DIRECTIVE: Without the pictures, set down every line of the data exactly.
━━━━━━━━━━━━━━━━
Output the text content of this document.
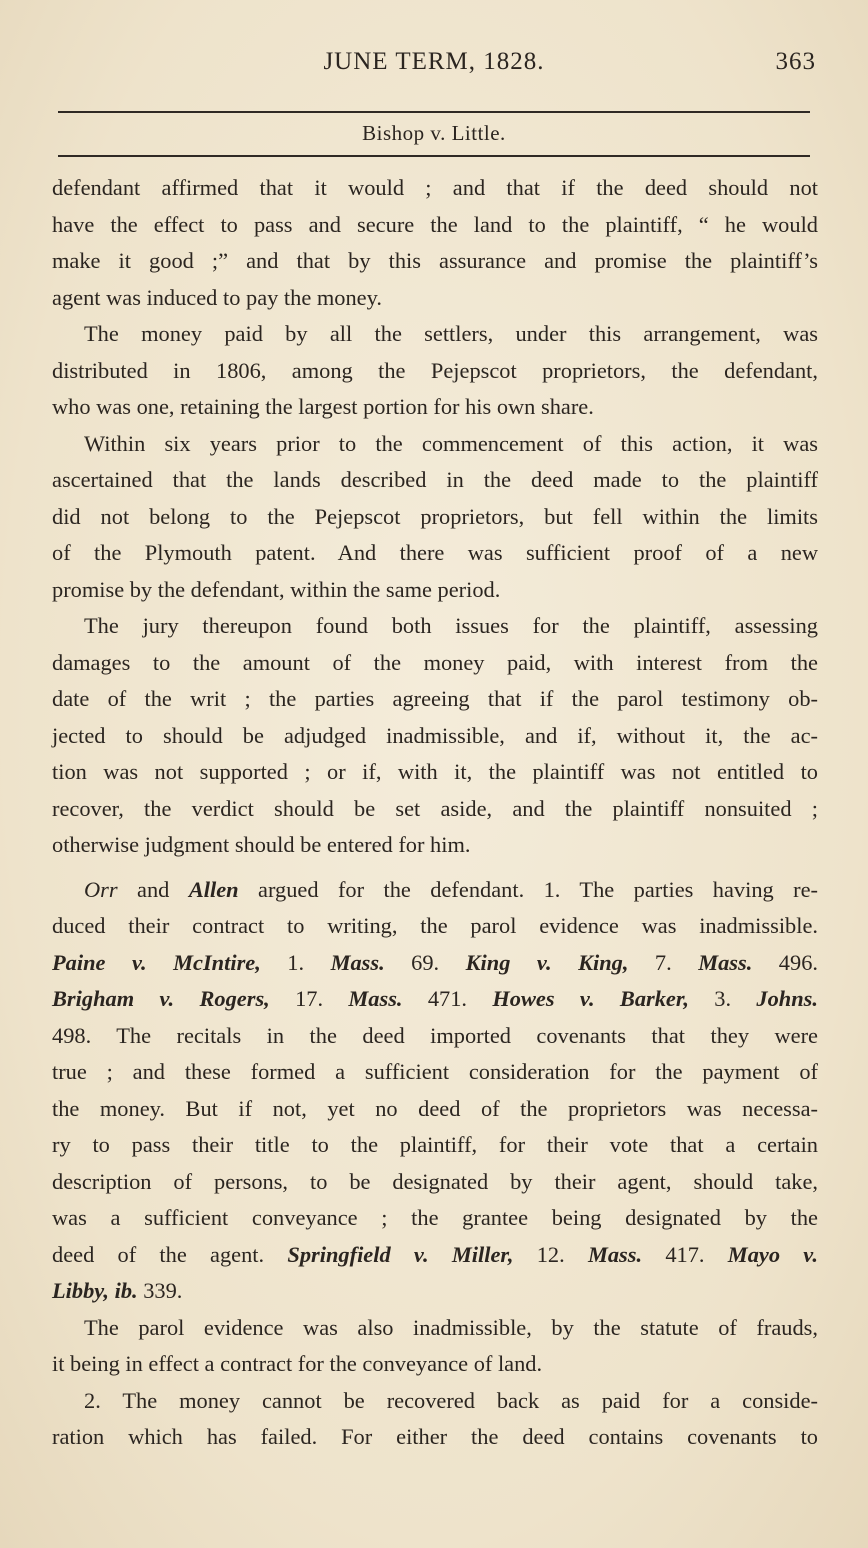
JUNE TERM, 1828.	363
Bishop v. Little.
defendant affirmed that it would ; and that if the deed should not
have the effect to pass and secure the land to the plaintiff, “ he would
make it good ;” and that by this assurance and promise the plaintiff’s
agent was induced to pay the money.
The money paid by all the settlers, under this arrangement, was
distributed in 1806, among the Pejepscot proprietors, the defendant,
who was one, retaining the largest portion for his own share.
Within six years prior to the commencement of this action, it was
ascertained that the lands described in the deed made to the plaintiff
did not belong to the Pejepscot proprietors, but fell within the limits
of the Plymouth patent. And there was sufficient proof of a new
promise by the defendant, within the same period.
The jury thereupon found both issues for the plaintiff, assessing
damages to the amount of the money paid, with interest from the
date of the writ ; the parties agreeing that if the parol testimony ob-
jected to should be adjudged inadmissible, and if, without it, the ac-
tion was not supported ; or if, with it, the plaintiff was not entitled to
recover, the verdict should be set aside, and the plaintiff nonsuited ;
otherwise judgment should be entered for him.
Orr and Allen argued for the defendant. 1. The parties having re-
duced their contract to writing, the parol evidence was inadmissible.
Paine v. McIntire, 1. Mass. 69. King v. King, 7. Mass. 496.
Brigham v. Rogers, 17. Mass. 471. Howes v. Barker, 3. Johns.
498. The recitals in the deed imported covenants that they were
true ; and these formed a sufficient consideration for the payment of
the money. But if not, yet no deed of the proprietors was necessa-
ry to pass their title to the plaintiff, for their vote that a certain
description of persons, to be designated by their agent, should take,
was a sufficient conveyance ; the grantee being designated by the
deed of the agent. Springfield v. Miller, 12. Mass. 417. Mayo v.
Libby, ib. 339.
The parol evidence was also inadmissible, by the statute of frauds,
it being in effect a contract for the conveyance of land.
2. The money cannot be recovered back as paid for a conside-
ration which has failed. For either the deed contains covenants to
━━━━━━━━━━━━━━━━
ANSWER:
Output the text content of this document.
JUNE TERM, 1828.	363
Bishop v. Little.
defendant affirmed that it would ; and that if the deed should not
have the effect to pass and secure the land to the plaintiff, “ he would
make it good ;” and that by this assurance and promise the plaintiff’s
agent was induced to pay the money.
The money paid by all the settlers, under this arrangement, was
distributed in 1806, among the Pejepscot proprietors, the defendant,
who was one, retaining the largest portion for his own share.
Within six years prior to the commencement of this action, it was
ascertained that the lands described in the deed made to the plaintiff
did not belong to the Pejepscot proprietors, but fell within the limits
of the Plymouth patent. And there was sufficient proof of a new
promise by the defendant, within the same period.
The jury thereupon found both issues for the plaintiff, assessing
damages to the amount of the money paid, with interest from the
date of the writ ; the parties agreeing that if the parol testimony ob-
jected to should be adjudged inadmissible, and if, without it, the ac-
tion was not supported ; or if, with it, the plaintiff was not entitled to
recover, the verdict should be set aside, and the plaintiff nonsuited ;
otherwise judgment should be entered for him.
Orr and Allen argued for the defendant. 1. The parties having re-
duced their contract to writing, the parol evidence was inadmissible.
Paine v. McIntire, 1. Mass. 69. King v. King, 7. Mass. 496.
Brigham v. Rogers, 17. Mass. 471. Howes v. Barker, 3. Johns.
498. The recitals in the deed imported covenants that they were
true ; and these formed a sufficient consideration for the payment of
the money. But if not, yet no deed of the proprietors was necessa-
ry to pass their title to the plaintiff, for their vote that a certain
description of persons, to be designated by their agent, should take,
was a sufficient conveyance ; the grantee being designated by the
deed of the agent. Springfield v. Miller, 12. Mass. 417. Mayo v.
Libby, ib. 339.
The parol evidence was also inadmissible, by the statute of frauds,
it being in effect a contract for the conveyance of land.
2. The money cannot be recovered back as paid for a conside-
ration which has failed. For either the deed contains covenants to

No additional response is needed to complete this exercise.